▶ Stated problem: Hunt for the word "JSON" across the entries below, copying each line that holds it.

▶ Exercise material:
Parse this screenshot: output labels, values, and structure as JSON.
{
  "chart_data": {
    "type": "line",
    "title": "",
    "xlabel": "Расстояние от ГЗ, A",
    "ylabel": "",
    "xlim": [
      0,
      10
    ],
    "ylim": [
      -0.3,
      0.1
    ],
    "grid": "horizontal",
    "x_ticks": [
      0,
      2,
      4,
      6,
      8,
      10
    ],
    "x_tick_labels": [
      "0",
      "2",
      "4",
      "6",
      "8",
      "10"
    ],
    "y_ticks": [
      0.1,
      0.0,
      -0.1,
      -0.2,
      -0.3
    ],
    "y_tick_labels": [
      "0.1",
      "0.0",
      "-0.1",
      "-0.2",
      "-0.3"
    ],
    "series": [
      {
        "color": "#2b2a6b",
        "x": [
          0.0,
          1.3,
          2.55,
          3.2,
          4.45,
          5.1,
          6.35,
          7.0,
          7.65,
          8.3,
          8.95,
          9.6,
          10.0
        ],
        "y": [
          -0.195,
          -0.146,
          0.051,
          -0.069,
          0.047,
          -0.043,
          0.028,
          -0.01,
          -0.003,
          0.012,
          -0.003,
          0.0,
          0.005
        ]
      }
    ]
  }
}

---

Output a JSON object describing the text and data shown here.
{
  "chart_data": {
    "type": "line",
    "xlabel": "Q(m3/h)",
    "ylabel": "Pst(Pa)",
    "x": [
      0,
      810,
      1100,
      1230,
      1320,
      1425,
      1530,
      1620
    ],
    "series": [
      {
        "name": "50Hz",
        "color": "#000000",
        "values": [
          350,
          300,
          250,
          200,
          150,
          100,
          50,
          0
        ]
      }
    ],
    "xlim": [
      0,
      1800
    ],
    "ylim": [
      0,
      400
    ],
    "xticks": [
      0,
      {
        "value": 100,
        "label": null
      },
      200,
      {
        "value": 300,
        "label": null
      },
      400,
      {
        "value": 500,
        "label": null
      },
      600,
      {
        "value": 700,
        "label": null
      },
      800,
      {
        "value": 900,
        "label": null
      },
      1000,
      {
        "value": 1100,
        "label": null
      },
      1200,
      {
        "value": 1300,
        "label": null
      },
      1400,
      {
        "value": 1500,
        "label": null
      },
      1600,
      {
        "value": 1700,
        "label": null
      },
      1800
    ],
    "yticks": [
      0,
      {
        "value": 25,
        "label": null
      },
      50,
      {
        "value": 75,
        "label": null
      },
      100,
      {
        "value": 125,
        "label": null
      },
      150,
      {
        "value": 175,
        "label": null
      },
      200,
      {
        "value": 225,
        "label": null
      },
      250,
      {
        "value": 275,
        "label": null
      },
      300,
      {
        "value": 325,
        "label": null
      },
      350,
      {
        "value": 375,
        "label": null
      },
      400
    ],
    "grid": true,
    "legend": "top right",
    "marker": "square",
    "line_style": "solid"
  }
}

▶ Answer for the task:
Parse this screenshot: output labels, values, and structure as JSON.
Output a JSON object describing the text and data shown here.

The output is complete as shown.